─── Provided data
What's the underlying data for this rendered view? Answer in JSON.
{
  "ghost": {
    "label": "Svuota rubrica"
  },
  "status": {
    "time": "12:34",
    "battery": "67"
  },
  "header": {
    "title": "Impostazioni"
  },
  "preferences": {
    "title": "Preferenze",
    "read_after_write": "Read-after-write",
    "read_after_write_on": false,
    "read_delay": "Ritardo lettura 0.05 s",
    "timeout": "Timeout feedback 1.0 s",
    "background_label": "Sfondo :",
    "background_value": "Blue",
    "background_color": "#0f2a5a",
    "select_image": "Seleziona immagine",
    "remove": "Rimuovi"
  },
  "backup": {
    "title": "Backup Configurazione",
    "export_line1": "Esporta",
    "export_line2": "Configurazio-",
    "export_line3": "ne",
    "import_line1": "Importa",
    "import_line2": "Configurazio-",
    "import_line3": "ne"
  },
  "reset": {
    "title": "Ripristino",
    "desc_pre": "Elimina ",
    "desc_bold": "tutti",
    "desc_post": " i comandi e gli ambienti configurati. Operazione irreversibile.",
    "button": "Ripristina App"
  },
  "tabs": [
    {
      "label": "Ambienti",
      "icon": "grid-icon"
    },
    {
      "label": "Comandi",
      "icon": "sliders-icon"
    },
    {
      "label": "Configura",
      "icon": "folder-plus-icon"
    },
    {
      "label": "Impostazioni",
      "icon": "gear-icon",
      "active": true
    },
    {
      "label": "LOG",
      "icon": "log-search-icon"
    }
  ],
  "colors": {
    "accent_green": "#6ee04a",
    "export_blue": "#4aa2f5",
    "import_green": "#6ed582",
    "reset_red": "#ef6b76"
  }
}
──────
Directions for this task >>
List each line in the listing that contains the string "icon".

Response to this task >>
      "icon": "grid-icon"
      "icon": "sliders-icon"
      "icon": "folder-plus-icon"
      "icon": "gear-icon",
      "icon": "log-search-icon"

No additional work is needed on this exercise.